PROBLEM REQUIREMENTS
Starting at the line that contains "Output a JSON", write out each line through the end of the data below, exactly as it stands. Skip any pictures.

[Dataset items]
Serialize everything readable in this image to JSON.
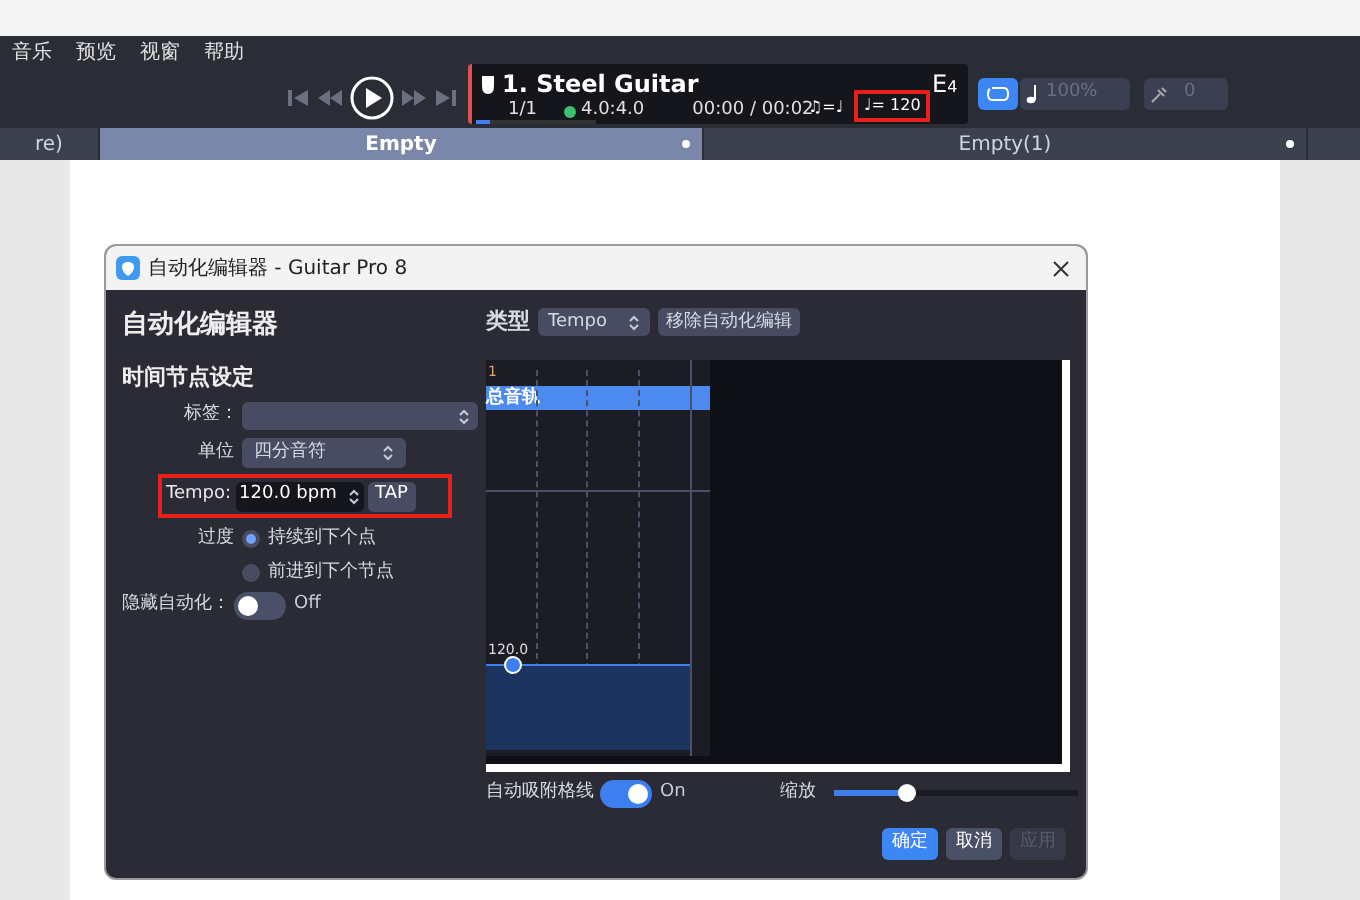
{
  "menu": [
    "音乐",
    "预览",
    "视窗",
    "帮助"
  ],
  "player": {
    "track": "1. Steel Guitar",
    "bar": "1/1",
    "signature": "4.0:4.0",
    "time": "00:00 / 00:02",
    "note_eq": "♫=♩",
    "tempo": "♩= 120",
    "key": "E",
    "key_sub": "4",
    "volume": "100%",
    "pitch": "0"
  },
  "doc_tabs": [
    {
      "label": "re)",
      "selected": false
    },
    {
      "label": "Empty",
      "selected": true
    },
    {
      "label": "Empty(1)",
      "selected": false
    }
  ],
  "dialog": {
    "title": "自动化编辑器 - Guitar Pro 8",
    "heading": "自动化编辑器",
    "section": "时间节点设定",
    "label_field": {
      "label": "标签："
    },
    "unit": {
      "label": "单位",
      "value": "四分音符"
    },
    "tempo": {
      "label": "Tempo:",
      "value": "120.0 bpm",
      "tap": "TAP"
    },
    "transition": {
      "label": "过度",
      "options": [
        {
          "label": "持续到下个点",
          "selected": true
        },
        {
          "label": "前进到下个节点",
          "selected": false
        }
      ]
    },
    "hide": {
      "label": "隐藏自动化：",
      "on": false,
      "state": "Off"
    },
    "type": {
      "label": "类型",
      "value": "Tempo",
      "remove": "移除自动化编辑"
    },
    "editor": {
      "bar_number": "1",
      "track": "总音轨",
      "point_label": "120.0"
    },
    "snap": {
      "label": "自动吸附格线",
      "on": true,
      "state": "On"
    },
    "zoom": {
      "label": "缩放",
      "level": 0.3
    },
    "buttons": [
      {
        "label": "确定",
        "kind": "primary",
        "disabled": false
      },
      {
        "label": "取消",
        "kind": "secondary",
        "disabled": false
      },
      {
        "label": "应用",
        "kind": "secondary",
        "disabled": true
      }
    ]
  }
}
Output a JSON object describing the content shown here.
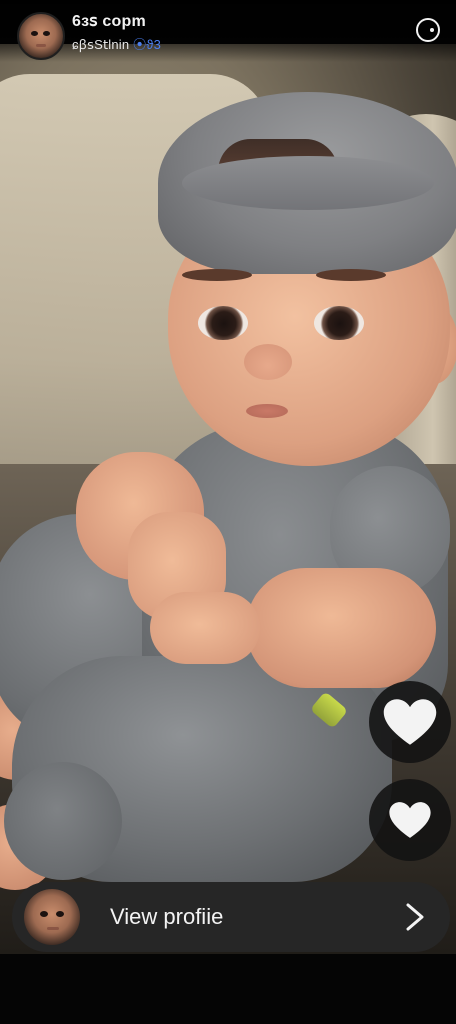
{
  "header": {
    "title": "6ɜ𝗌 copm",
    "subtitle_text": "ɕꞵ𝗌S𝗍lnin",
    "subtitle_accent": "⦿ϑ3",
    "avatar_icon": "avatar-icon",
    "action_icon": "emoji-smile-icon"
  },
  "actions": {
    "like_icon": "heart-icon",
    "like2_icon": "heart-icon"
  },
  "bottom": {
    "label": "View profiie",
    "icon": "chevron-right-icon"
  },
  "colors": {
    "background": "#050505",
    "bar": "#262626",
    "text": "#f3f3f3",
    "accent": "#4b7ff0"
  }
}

RIGHT ANSWER
Output a JSON object describing the content shown here.
{
  "header": {
    "title": "6ɜ𝗌 copm",
    "subtitle_text": "ɕꞵ𝗌S𝗍lnin",
    "subtitle_accent": "⦿ϑ3",
    "avatar_icon": "avatar-icon",
    "action_icon": "emoji-smile-icon"
  },
  "actions": {
    "like_icon": "heart-icon",
    "like2_icon": "heart-icon"
  },
  "bottom": {
    "label": "View profiie",
    "icon": "chevron-right-icon"
  },
  "colors": {
    "background": "#050505",
    "bar": "#262626",
    "text": "#f3f3f3",
    "accent": "#4b7ff0"
  }
}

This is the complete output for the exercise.